**Exercise aim:**
Word for word, copy all the data and drop the pictures.

(begin)

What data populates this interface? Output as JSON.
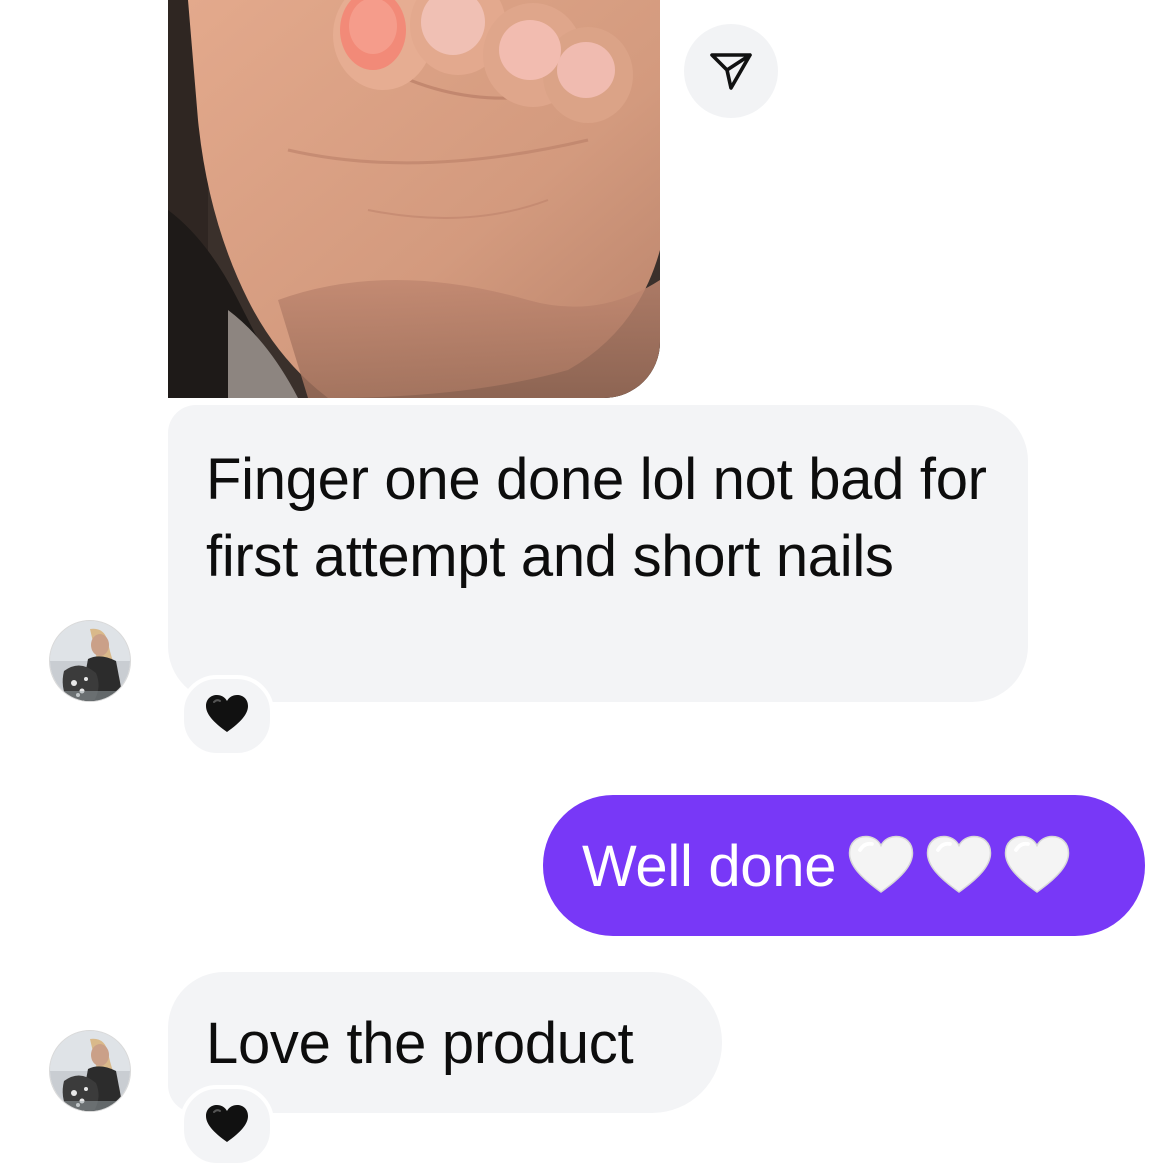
{
  "thread": {
    "shared_photo": {
      "description_icon": "shared-photo-hand-nails"
    },
    "share_action": {
      "icon": "paper-plane-icon"
    },
    "messages": [
      {
        "direction": "incoming",
        "text": "Finger one done lol not bad for first attempt and short nails",
        "reaction": "🖤"
      },
      {
        "direction": "outgoing",
        "text": "Well done",
        "emoji": [
          "🤍",
          "🤍",
          "🤍"
        ]
      },
      {
        "direction": "incoming",
        "text": "Love the product",
        "reaction": "🖤"
      }
    ]
  },
  "colors": {
    "incoming_bubble": "#f3f4f6",
    "outgoing_bubble": "#7838f7",
    "incoming_text": "#0d0d0d",
    "outgoing_text": "#ffffff"
  }
}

(end)

**Output below:**
What data populates this interface? Output as JSON.
{
  "thread": {
    "shared_photo": {
      "description_icon": "shared-photo-hand-nails"
    },
    "share_action": {
      "icon": "paper-plane-icon"
    },
    "messages": [
      {
        "direction": "incoming",
        "text": "Finger one done lol not bad for first attempt and short nails",
        "reaction": "🖤"
      },
      {
        "direction": "outgoing",
        "text": "Well done",
        "emoji": [
          "🤍",
          "🤍",
          "🤍"
        ]
      },
      {
        "direction": "incoming",
        "text": "Love the product",
        "reaction": "🖤"
      }
    ]
  },
  "colors": {
    "incoming_bubble": "#f3f4f6",
    "outgoing_bubble": "#7838f7",
    "incoming_text": "#0d0d0d",
    "outgoing_text": "#ffffff"
  }
}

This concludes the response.